Extracted records:
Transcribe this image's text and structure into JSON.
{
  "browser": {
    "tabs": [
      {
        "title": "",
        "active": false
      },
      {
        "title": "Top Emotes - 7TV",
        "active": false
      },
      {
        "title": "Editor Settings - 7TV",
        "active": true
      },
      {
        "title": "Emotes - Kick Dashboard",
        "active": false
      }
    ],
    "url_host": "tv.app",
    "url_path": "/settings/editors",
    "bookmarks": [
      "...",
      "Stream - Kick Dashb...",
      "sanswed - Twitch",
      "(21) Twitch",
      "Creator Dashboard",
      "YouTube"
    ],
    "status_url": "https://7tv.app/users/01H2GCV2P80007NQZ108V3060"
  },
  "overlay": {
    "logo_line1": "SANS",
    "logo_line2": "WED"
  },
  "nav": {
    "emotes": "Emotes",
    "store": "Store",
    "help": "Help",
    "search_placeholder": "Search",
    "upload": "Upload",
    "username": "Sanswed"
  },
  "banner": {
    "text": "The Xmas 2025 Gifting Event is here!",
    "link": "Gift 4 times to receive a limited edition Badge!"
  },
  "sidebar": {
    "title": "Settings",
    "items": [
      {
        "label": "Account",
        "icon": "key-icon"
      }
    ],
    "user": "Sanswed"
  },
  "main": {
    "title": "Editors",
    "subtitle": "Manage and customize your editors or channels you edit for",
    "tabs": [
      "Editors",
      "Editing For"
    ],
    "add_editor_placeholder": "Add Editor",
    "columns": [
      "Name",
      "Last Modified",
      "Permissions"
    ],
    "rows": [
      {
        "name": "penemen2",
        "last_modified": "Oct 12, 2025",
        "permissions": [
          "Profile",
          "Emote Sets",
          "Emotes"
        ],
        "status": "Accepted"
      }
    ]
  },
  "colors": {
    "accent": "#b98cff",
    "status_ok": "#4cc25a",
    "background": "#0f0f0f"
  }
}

▶ **PROBLEM TO WORK ON**:
Repeat each record exactly, leaving nothing out.

▶ **WRITTEN RESPONSE**:
Transcribe this image's text and structure into JSON.
{
  "browser": {
    "tabs": [
      {
        "title": "",
        "active": false
      },
      {
        "title": "Top Emotes - 7TV",
        "active": false
      },
      {
        "title": "Editor Settings - 7TV",
        "active": true
      },
      {
        "title": "Emotes - Kick Dashboard",
        "active": false
      }
    ],
    "url_host": "tv.app",
    "url_path": "/settings/editors",
    "bookmarks": [
      "...",
      "Stream - Kick Dashb...",
      "sanswed - Twitch",
      "(21) Twitch",
      "Creator Dashboard",
      "YouTube"
    ],
    "status_url": "https://7tv.app/users/01H2GCV2P80007NQZ108V3060"
  },
  "overlay": {
    "logo_line1": "SANS",
    "logo_line2": "WED"
  },
  "nav": {
    "emotes": "Emotes",
    "store": "Store",
    "help": "Help",
    "search_placeholder": "Search",
    "upload": "Upload",
    "username": "Sanswed"
  },
  "banner": {
    "text": "The Xmas 2025 Gifting Event is here!",
    "link": "Gift 4 times to receive a limited edition Badge!"
  },
  "sidebar": {
    "title": "Settings",
    "items": [
      {
        "label": "Account",
        "icon": "key-icon"
      }
    ],
    "user": "Sanswed"
  },
  "main": {
    "title": "Editors",
    "subtitle": "Manage and customize your editors or channels you edit for",
    "tabs": [
      "Editors",
      "Editing For"
    ],
    "add_editor_placeholder": "Add Editor",
    "columns": [
      "Name",
      "Last Modified",
      "Permissions"
    ],
    "rows": [
      {
        "name": "penemen2",
        "last_modified": "Oct 12, 2025",
        "permissions": [
          "Profile",
          "Emote Sets",
          "Emotes"
        ],
        "status": "Accepted"
      }
    ]
  },
  "colors": {
    "accent": "#b98cff",
    "status_ok": "#4cc25a",
    "background": "#0f0f0f"
  }
}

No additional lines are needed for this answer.